* [Prompt]:
Scan the data for "Merit" and copy the lines it appears in.

□ □ □ □ □ □ □

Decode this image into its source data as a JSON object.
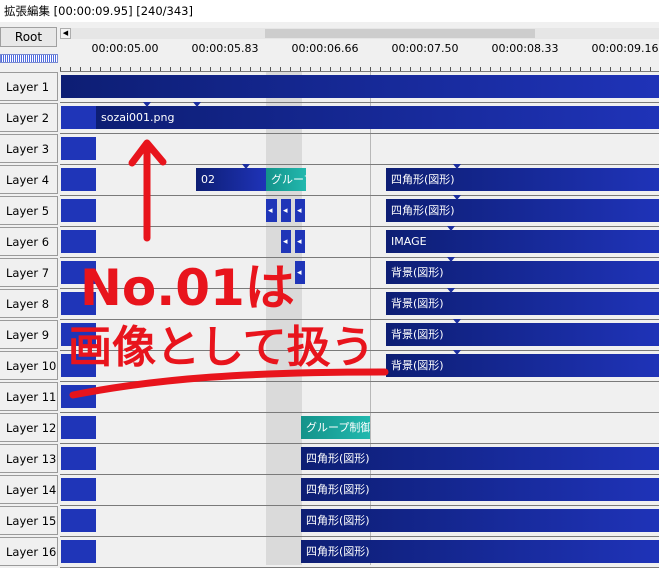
{
  "window": {
    "title": "拡張編集 [00:00:09.95] [240/343]"
  },
  "root_button": "Root",
  "ruler": {
    "ticks": [
      "00:00:05.00",
      "00:00:05.83",
      "00:00:06.66",
      "00:00:07.50",
      "00:00:08.33",
      "00:00:09.16"
    ]
  },
  "layers": [
    "Layer 1",
    "Layer 2",
    "Layer 3",
    "Layer 4",
    "Layer 5",
    "Layer 6",
    "Layer 7",
    "Layer 8",
    "Layer 9",
    "Layer 10",
    "Layer 11",
    "Layer 12",
    "Layer 13",
    "Layer 14",
    "Layer 15",
    "Layer 16"
  ],
  "clips": {
    "l2_sozai": "sozai001.png",
    "l4_02": "02",
    "l4_group": "グループ",
    "l4_rect": "四角形(図形)",
    "l5_rect": "四角形(図形)",
    "l6_image": "IMAGE",
    "l7_bg": "背景(図形)",
    "l8_bg": "背景(図形)",
    "l9_bg": "背景(図形)",
    "l10_bg": "背景(図形)",
    "l12_group": "グループ制御",
    "l13_rect": "四角形(図形)",
    "l14_rect": "四角形(図形)",
    "l15_rect": "四角形(図形)",
    "l16_rect": "四角形(図形)"
  },
  "annotation": {
    "line1": "No.01は",
    "line2": "画像として扱う",
    "color": "#e8141c"
  },
  "colors": {
    "clip_dark": "#0d1e74",
    "clip_light": "#1f33b8",
    "group": "#1aa79d"
  }
}
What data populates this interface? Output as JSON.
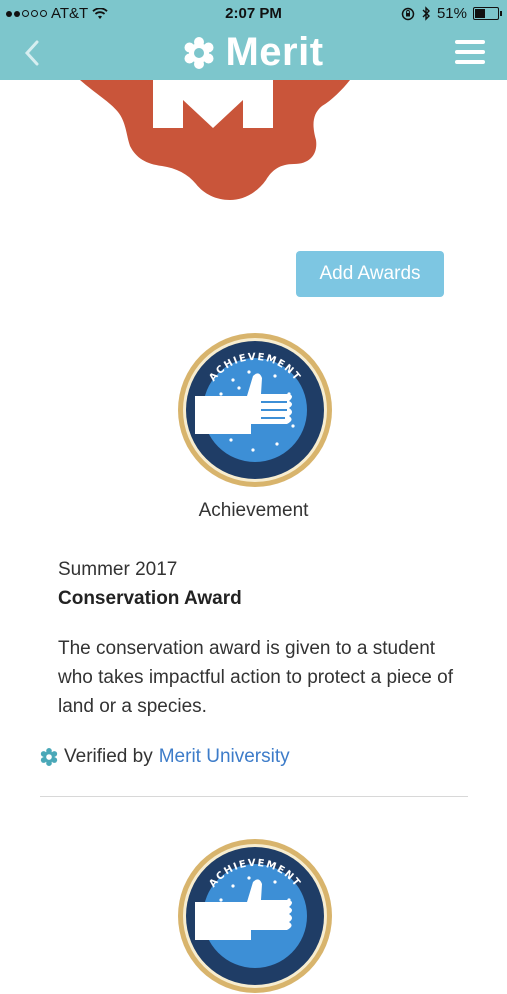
{
  "status_bar": {
    "carrier": "AT&T",
    "time": "2:07 PM",
    "battery": "51%",
    "battery_level": 0.51
  },
  "nav": {
    "title": "Merit"
  },
  "actions": {
    "add_awards_label": "Add Awards"
  },
  "award": {
    "badge_text": "ACHIEVEMENT",
    "badge_name": "Achievement",
    "term": "Summer 2017",
    "title": "Conservation Award",
    "description": "The conservation award is given to a student who takes impactful action to protect a piece of land or a species.",
    "verified_prefix": "Verified by",
    "verified_org": "Merit University"
  },
  "next_award": {
    "badge_text": "ACHIEVEMENT"
  },
  "colors": {
    "brand": "#7dc6cc",
    "button": "#7dc6e2",
    "logo": "#c9553a",
    "link": "#3d7cc9",
    "badge_blue": "#3d8fd6",
    "badge_navy": "#1f3d66",
    "badge_gold": "#d8b46c"
  }
}
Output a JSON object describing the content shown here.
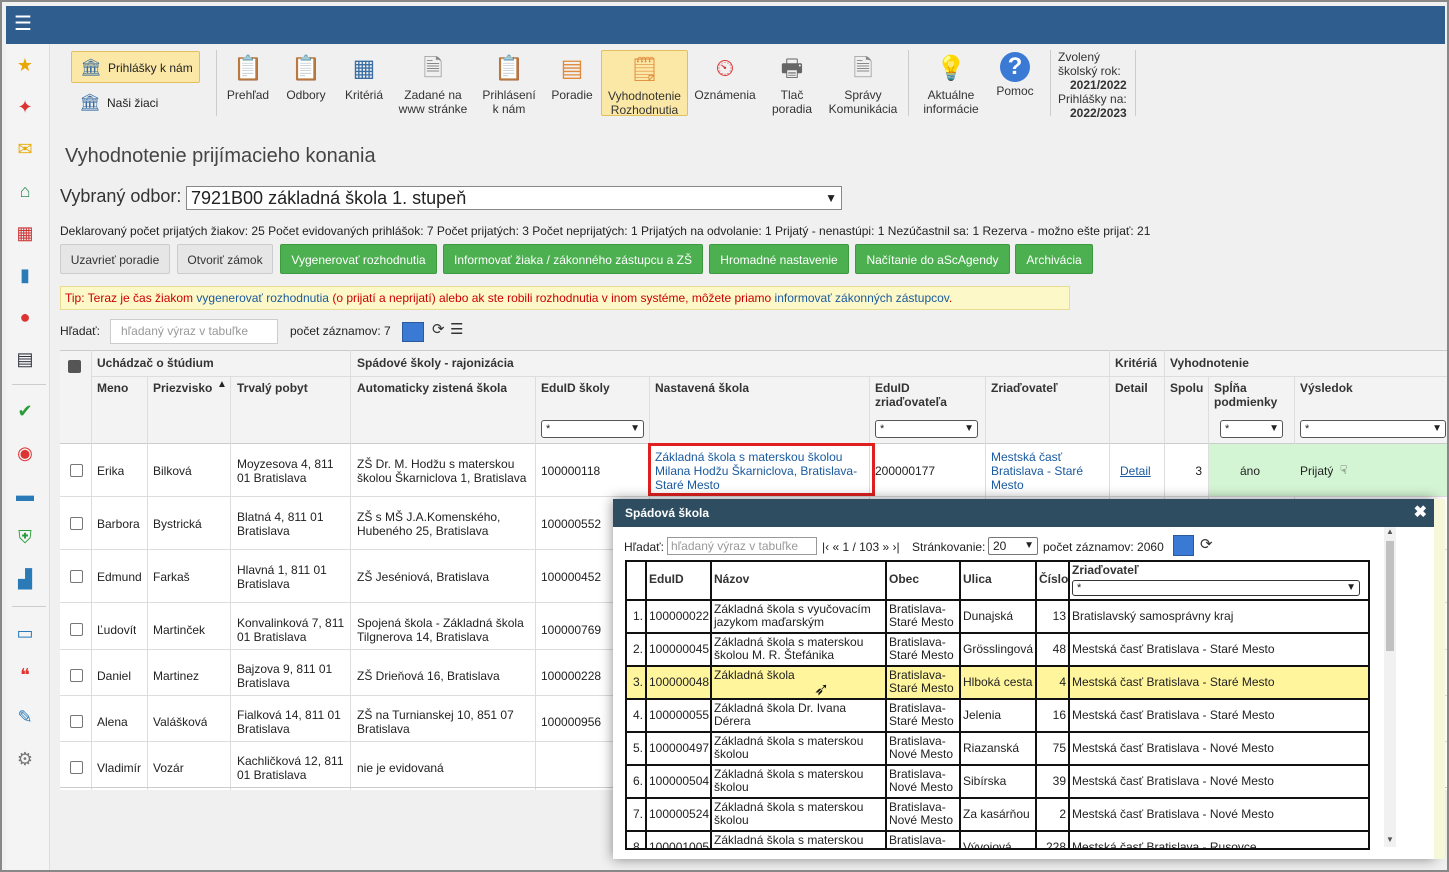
{
  "toolbar": {
    "left_buttons": [
      "Prihlášky k nám",
      "Naši žiaci"
    ],
    "items": [
      {
        "l1": "Prehľad",
        "l2": "",
        "icon": "clipboard-eye-icon"
      },
      {
        "l1": "Odbory",
        "l2": "",
        "icon": "clipboard-search-icon"
      },
      {
        "l1": "Kritériá",
        "l2": "",
        "icon": "calculator-icon"
      },
      {
        "l1": "Zadané na",
        "l2": "www stránke",
        "icon": "document-icon"
      },
      {
        "l1": "Prihlásení",
        "l2": "k nám",
        "icon": "clipboard-check-icon"
      },
      {
        "l1": "Poradie",
        "l2": "",
        "icon": "ranking-icon"
      },
      {
        "l1": "Vyhodnotenie",
        "l2": "Rozhodnutia",
        "icon": "certificate-icon"
      },
      {
        "l1": "Oznámenia",
        "l2": "",
        "icon": "clock-alarm-icon"
      },
      {
        "l1": "Tlač",
        "l2": "poradia",
        "icon": "printer-icon"
      },
      {
        "l1": "Správy",
        "l2": "Komunikácia",
        "icon": "message-doc-icon"
      },
      {
        "l1": "Aktuálne",
        "l2": "informácie",
        "icon": "lightbulb-icon"
      },
      {
        "l1": "Pomoc",
        "l2": "",
        "icon": "help-icon"
      }
    ],
    "year": {
      "l1": "Zvolený",
      "l2": "školský rok:",
      "v1": "2021/2022",
      "l3": "Prihlášky na:",
      "v2": "2022/2023"
    }
  },
  "page": {
    "title": "Vyhodnotenie prijímacieho konania",
    "odbor_label": "Vybraný odbor:",
    "odbor_value": "7921B00 základná škola 1. stupeň",
    "stats": "Deklarovaný počet prijatých žiakov: 25 Počet evidovaných prihlášok: 7 Počet prijatých: 3 Počet neprijatých: 1 Prijatých na odvolanie: 1 Prijatý - nenastúpi: 1 Nezúčastnil sa: 1 Rezerva - možno ešte prijať: 21",
    "buttons": [
      "Uzavrieť poradie",
      "Otvoriť zámok",
      "Vygenerovať rozhodnutia",
      "Informovať žiaka / zákonného zástupcu a ZŠ",
      "Hromadné nastavenie",
      "Načítanie do aScAgendy",
      "Archivácia"
    ],
    "tip_prefix": "Tip: Teraz je čas žiakom ",
    "tip_link1": "vygenerovať rozhodnutia",
    "tip_mid": " (o prijatí a neprijatí) alebo ak ste robili rozhodnutia v inom systéme, môžete priamo ",
    "tip_link2": "informovať zákonných zástupcov",
    "tip_end": ".",
    "search_label": "Hľadať:",
    "search_placeholder": "hľadaný výraz v tabuľke",
    "count_label": "počet záznamov: 7"
  },
  "table": {
    "group_headers": [
      "Uchádzač o štúdium",
      "Spádové školy - rajonizácia",
      "Kritériá",
      "Vyhodnotenie"
    ],
    "headers": [
      "Meno",
      "Priezvisko",
      "Trvalý pobyt",
      "Automaticky zistená škola",
      "EduID školy",
      "Nastavená škola",
      "EduID zriaďovateľa",
      "Zriaďovateľ",
      "Detail",
      "Spolu",
      "Spĺňa podmienky",
      "Výsledok"
    ],
    "filter": "*",
    "rows": [
      {
        "meno": "Erika",
        "priezvisko": "Bilková",
        "pobyt": "Moyzesova 4, 811 01 Bratislava",
        "auto": "ZŠ Dr. M. Hodžu s materskou školou Škarniclova 1, Bratislava",
        "eduid": "100000118",
        "nastavena": "Základná škola s materskou školou Milana Hodžu Škarniclova, Bratislava-Staré Mesto",
        "eduz": "200000177",
        "zriad": "Mestská časť Bratislava - Staré Mesto",
        "detail": "Detail",
        "spolu": "3",
        "splna": "áno",
        "vysledok": "Prijatý"
      },
      {
        "meno": "Barbora",
        "priezvisko": "Bystrická",
        "pobyt": "Blatná 4, 811 01 Bratislava",
        "auto": "ZŠ s MŠ J.A.Komenského, Hubeného 25, Bratislava",
        "eduid": "100000552"
      },
      {
        "meno": "Edmund",
        "priezvisko": "Farkaš",
        "pobyt": "Hlavná 1, 811 01 Bratislava",
        "auto": "ZŠ Jeséniová, Bratislava",
        "eduid": "100000452"
      },
      {
        "meno": "Ľudovít",
        "priezvisko": "Martinček",
        "pobyt": "Konvalinková 7, 811 01 Bratislava",
        "auto": "Spojená škola - Základná škola Tilgnerova 14, Bratislava",
        "eduid": "100000769"
      },
      {
        "meno": "Daniel",
        "priezvisko": "Martinez",
        "pobyt": "Bajzova 9, 811 01 Bratislava",
        "auto": "ZŠ Drieňová 16, Bratislava",
        "eduid": "100000228"
      },
      {
        "meno": "Alena",
        "priezvisko": "Valášková",
        "pobyt": "Fialková 14, 811 01 Bratislava",
        "auto": "ZŠ na Turnianskej 10, 851 07 Bratislava",
        "eduid": "100000956"
      },
      {
        "meno": "Vladimír",
        "priezvisko": "Vozár",
        "pobyt": "Kachličková 12, 811 01 Bratislava",
        "auto": "nie je evidovaná",
        "eduid": ""
      }
    ]
  },
  "modal": {
    "title": "Spádová škola",
    "search_label": "Hľadať:",
    "search_placeholder": "hľadaný výraz v tabuľke",
    "pager": "|‹ « 1 / 103 » ›|",
    "paging_label": "Stránkovanie:",
    "paging_value": "20",
    "count_label": "počet záznamov: 2060",
    "headers": [
      "EduID",
      "Názov",
      "Obec",
      "Ulica",
      "Číslo",
      "Zriaďovateľ"
    ],
    "filter": "*",
    "rows": [
      {
        "n": "1.",
        "id": "100000022",
        "nazov": "Základná škola s vyučovacím jazykom maďarským",
        "obec": "Bratislava-Staré Mesto",
        "ulica": "Dunajská",
        "cislo": "13",
        "zriad": "Bratislavský samosprávny kraj"
      },
      {
        "n": "2.",
        "id": "100000045",
        "nazov": "Základná škola s materskou školou M. R. Štefánika",
        "obec": "Bratislava-Staré Mesto",
        "ulica": "Grösslingová",
        "cislo": "48",
        "zriad": "Mestská časť Bratislava - Staré Mesto"
      },
      {
        "n": "3.",
        "id": "100000048",
        "nazov": "Základná škola",
        "obec": "Bratislava-Staré Mesto",
        "ulica": "Hlboká cesta",
        "cislo": "4",
        "zriad": "Mestská časť Bratislava - Staré Mesto"
      },
      {
        "n": "4.",
        "id": "100000055",
        "nazov": "Základná škola Dr. Ivana Dérera",
        "obec": "Bratislava-Staré Mesto",
        "ulica": "Jelenia",
        "cislo": "16",
        "zriad": "Mestská časť Bratislava - Staré Mesto"
      },
      {
        "n": "5.",
        "id": "100000497",
        "nazov": "Základná škola s materskou školou",
        "obec": "Bratislava-Nové Mesto",
        "ulica": "Riazanská",
        "cislo": "75",
        "zriad": "Mestská časť Bratislava - Nové Mesto"
      },
      {
        "n": "6.",
        "id": "100000504",
        "nazov": "Základná škola s materskou školou",
        "obec": "Bratislava-Nové Mesto",
        "ulica": "Sibírska",
        "cislo": "39",
        "zriad": "Mestská časť Bratislava - Nové Mesto"
      },
      {
        "n": "7.",
        "id": "100000524",
        "nazov": "Základná škola s materskou školou",
        "obec": "Bratislava-Nové Mesto",
        "ulica": "Za kasárňou",
        "cislo": "2",
        "zriad": "Mestská časť Bratislava - Nové Mesto"
      },
      {
        "n": "8.",
        "id": "100001005",
        "nazov": "Základná škola s materskou",
        "obec": "Bratislava-",
        "ulica": "Vývojová",
        "cislo": "228",
        "zriad": "Mestská časť Bratislava - Rusovce"
      }
    ]
  },
  "colors": {
    "topbar": "#2f5e8e",
    "green": "#4caf50",
    "highlight": "#fff59d",
    "modal_head": "#2f4d61"
  }
}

□ □ □ □ □ □ □

* [The response]:
    "title": "Merit"
    "verified_org": "Merit University"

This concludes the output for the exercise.